Check every line of the material below for the string "không", and return the ones that have it.

• SUPPLIED DATA:
****

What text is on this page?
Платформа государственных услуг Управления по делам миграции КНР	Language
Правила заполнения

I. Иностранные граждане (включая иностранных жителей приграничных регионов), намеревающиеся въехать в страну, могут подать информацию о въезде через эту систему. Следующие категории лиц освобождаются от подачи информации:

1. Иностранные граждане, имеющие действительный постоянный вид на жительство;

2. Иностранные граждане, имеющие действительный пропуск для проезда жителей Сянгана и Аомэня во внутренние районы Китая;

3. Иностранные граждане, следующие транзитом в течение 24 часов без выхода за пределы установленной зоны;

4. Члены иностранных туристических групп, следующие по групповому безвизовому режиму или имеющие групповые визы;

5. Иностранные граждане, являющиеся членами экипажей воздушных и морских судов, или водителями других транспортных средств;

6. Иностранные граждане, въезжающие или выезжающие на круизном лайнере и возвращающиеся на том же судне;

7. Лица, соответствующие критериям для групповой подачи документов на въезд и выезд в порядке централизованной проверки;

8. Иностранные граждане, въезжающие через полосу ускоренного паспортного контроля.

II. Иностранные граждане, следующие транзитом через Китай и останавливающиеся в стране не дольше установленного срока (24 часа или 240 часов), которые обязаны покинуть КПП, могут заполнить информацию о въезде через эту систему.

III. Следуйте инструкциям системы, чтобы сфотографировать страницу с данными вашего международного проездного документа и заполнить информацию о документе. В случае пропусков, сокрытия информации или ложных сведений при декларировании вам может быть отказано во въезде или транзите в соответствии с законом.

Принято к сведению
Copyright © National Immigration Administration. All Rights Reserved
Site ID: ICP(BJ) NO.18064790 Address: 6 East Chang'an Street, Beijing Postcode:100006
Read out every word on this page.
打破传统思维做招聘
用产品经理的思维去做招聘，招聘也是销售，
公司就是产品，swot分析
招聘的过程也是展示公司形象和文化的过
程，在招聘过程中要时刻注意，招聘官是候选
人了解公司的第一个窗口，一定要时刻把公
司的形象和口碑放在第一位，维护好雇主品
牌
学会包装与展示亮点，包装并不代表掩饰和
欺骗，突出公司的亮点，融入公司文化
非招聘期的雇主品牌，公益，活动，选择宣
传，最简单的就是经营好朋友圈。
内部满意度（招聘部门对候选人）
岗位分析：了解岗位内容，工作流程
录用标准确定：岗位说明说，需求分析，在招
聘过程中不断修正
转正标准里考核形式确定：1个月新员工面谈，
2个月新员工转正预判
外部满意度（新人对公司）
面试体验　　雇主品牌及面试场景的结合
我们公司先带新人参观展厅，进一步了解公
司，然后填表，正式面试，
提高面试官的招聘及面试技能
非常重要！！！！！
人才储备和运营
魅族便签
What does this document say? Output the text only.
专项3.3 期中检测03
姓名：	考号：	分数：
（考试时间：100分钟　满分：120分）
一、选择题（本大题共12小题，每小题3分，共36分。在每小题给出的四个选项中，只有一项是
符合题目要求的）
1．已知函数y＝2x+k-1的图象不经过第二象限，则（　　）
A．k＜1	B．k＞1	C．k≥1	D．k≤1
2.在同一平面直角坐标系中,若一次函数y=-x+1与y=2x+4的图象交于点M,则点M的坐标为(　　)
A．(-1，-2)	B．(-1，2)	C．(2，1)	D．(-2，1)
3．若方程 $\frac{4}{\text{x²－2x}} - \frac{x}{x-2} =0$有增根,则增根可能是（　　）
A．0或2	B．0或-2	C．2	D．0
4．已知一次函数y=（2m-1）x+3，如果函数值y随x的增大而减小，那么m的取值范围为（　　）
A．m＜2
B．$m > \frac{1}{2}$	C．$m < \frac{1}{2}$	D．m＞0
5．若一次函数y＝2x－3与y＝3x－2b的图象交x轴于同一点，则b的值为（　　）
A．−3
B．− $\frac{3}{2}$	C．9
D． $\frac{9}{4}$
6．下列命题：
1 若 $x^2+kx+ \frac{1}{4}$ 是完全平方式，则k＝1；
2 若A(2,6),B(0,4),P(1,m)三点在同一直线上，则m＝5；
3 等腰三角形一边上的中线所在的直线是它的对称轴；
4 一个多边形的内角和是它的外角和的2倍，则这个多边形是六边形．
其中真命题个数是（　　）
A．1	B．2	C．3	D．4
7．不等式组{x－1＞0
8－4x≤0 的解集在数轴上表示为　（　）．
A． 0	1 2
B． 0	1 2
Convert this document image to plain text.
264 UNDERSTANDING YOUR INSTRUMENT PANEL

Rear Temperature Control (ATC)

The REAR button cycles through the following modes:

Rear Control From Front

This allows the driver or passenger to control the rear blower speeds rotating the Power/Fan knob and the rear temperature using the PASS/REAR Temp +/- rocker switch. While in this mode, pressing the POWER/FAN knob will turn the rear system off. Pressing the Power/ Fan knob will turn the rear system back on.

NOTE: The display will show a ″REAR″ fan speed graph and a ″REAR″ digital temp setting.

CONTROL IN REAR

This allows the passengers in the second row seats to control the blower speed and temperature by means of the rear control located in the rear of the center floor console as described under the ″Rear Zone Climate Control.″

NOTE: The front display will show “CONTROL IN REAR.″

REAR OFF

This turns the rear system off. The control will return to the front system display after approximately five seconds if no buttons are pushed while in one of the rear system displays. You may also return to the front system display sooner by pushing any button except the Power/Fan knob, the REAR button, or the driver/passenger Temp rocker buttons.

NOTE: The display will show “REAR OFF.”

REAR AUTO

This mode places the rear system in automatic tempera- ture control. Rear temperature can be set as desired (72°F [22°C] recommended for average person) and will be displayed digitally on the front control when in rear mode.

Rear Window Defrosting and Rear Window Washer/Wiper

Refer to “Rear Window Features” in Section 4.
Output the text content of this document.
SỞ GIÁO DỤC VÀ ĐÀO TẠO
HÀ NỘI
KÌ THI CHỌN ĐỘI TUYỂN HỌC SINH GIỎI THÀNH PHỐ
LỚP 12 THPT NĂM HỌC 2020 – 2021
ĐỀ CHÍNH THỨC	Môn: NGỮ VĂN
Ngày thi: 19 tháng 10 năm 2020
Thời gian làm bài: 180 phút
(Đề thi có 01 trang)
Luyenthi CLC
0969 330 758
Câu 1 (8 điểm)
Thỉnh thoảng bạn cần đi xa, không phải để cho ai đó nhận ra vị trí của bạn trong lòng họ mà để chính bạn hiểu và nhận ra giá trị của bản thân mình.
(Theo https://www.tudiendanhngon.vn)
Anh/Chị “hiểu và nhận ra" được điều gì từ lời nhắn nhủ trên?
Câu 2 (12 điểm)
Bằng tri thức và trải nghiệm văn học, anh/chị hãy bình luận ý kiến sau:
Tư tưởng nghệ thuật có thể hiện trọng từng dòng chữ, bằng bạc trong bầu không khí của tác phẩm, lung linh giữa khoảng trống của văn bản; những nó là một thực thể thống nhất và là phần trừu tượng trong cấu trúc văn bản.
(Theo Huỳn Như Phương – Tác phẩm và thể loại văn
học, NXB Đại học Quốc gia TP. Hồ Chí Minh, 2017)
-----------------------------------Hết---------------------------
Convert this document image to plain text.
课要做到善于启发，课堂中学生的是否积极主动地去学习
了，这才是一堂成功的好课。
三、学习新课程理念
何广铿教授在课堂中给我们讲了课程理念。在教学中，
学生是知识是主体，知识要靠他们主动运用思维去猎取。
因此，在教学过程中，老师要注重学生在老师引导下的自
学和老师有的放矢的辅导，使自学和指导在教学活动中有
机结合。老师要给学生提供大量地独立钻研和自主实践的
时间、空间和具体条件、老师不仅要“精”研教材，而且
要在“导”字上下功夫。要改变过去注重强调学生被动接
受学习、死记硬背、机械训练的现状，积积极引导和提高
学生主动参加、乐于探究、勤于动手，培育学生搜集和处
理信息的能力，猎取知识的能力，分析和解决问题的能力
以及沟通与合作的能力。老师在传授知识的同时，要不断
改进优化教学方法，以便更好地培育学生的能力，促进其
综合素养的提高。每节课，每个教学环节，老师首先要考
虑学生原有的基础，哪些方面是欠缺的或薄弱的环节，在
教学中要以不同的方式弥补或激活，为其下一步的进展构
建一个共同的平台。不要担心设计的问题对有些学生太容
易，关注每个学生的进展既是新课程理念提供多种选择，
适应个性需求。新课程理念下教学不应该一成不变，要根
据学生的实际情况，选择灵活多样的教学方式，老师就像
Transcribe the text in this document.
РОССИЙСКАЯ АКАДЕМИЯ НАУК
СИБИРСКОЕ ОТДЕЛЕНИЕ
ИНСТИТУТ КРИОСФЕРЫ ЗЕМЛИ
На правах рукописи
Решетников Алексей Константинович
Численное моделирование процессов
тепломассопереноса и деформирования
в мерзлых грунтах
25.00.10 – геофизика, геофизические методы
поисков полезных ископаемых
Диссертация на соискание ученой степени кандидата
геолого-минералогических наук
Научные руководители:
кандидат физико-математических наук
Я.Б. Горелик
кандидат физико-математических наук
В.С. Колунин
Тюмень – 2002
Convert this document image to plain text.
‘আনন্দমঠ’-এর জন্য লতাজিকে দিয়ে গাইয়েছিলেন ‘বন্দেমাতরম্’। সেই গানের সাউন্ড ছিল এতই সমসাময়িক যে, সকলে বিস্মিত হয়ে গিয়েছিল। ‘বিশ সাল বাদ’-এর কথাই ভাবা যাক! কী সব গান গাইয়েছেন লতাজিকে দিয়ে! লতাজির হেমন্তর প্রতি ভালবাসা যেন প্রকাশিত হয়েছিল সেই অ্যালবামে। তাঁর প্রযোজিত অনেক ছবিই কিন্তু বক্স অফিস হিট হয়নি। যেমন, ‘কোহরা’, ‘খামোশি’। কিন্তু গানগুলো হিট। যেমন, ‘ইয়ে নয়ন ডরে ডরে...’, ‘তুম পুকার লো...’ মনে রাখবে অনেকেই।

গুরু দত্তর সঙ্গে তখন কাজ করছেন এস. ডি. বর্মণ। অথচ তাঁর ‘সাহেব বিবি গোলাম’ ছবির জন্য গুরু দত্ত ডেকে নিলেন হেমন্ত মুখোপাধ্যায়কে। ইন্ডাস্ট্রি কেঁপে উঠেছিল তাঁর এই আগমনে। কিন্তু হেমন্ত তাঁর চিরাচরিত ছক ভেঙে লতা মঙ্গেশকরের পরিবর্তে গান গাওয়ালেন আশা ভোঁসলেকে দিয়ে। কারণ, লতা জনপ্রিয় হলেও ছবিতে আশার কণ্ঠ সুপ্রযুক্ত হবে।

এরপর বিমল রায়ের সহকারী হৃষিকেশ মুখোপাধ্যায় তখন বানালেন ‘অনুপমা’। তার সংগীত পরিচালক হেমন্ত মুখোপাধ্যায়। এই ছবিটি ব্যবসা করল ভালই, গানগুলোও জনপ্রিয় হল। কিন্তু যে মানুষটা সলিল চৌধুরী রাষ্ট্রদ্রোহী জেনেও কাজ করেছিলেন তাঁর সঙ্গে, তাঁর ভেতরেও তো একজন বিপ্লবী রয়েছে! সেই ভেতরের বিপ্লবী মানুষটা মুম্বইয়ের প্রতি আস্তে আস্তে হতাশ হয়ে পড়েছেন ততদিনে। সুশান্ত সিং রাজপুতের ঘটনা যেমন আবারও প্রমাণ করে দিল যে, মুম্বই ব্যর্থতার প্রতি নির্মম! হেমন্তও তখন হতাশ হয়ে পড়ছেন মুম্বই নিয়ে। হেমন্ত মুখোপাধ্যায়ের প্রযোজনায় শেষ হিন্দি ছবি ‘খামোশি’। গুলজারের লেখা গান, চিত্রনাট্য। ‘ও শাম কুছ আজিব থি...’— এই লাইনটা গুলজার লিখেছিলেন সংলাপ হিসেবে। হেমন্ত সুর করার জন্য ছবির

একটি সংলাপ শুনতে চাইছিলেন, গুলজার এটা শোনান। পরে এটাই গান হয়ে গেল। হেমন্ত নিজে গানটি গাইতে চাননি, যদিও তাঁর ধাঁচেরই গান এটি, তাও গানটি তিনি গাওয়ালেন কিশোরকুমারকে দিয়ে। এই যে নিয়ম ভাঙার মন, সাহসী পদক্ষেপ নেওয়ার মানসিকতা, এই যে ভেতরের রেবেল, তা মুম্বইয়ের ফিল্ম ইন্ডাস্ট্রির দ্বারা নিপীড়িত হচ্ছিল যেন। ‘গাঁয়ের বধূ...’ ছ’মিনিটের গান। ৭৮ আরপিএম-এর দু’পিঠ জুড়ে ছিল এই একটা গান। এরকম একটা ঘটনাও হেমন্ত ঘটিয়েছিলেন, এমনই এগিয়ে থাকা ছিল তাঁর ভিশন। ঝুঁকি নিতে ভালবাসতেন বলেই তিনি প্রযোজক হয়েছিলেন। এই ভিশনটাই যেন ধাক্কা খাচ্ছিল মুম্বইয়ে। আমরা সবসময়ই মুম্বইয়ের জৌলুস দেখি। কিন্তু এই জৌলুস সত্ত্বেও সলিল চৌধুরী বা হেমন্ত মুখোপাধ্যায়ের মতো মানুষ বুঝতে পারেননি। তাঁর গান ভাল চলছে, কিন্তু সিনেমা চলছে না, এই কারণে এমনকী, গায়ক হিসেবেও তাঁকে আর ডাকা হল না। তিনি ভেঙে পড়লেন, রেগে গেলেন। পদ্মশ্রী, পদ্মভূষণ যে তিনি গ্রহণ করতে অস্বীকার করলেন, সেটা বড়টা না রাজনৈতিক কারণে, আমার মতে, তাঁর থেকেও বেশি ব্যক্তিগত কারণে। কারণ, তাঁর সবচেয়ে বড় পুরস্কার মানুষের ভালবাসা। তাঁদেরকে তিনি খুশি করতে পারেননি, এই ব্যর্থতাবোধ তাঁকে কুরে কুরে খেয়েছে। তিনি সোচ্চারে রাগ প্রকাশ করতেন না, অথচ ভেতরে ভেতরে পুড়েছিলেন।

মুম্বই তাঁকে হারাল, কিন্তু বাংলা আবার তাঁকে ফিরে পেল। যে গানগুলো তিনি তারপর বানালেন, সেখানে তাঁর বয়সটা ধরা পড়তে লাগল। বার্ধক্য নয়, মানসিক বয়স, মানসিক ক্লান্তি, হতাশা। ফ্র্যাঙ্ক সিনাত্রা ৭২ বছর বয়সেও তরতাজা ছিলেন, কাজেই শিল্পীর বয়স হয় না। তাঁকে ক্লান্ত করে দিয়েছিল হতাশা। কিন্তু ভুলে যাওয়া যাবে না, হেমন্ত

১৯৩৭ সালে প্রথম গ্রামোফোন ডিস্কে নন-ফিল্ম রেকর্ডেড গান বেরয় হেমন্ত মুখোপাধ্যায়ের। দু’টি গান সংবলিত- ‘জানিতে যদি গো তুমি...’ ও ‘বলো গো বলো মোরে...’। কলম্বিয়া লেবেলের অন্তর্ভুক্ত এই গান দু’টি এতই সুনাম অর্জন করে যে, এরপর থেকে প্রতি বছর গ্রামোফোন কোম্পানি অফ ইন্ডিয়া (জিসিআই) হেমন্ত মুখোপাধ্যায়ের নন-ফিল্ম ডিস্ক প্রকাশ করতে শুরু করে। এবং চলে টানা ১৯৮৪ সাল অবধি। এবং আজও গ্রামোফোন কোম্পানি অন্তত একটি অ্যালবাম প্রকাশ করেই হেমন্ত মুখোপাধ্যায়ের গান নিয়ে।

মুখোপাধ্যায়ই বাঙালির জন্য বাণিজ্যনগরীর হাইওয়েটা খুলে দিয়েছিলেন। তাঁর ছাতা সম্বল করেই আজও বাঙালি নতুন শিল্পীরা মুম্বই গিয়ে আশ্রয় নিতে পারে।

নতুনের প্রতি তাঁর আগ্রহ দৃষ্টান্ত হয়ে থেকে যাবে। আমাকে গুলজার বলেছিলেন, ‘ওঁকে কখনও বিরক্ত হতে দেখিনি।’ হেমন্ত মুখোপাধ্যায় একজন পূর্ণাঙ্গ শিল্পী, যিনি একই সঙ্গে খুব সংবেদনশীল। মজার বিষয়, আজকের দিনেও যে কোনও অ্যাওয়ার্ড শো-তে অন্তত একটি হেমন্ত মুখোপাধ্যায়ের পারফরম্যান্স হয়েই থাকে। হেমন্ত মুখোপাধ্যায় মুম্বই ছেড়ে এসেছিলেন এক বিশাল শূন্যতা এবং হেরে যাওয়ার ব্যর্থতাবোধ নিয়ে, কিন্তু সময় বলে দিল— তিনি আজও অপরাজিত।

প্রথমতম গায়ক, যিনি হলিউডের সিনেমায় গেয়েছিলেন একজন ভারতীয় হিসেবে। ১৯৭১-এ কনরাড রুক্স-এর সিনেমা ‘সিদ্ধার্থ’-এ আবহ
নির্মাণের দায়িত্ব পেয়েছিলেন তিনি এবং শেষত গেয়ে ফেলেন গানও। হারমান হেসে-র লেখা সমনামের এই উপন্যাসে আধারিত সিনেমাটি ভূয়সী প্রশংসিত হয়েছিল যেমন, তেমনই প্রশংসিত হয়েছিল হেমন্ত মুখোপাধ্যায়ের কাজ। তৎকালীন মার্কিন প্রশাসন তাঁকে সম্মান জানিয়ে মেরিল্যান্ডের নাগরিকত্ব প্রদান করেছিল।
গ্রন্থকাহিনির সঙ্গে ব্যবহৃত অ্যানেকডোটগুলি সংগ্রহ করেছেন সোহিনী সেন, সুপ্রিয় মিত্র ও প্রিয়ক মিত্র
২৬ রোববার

****

• RESULT FOR THIS TASK:
Thỉnh thoảng bạn cần đi xa, không phải để cho ai đó nhận ra vị trí của bạn trong lòng họ mà để chính bạn hiểu và nhận ra giá trị của bản thân mình.
Tư tưởng nghệ thuật có thể hiện trọng từng dòng chữ, bằng bạc trong bầu không khí của tác phẩm, lung linh giữa khoảng trống của văn bản; những nó là một thực thể thống nhất và là phần trừu tượng trong cấu trúc văn bản.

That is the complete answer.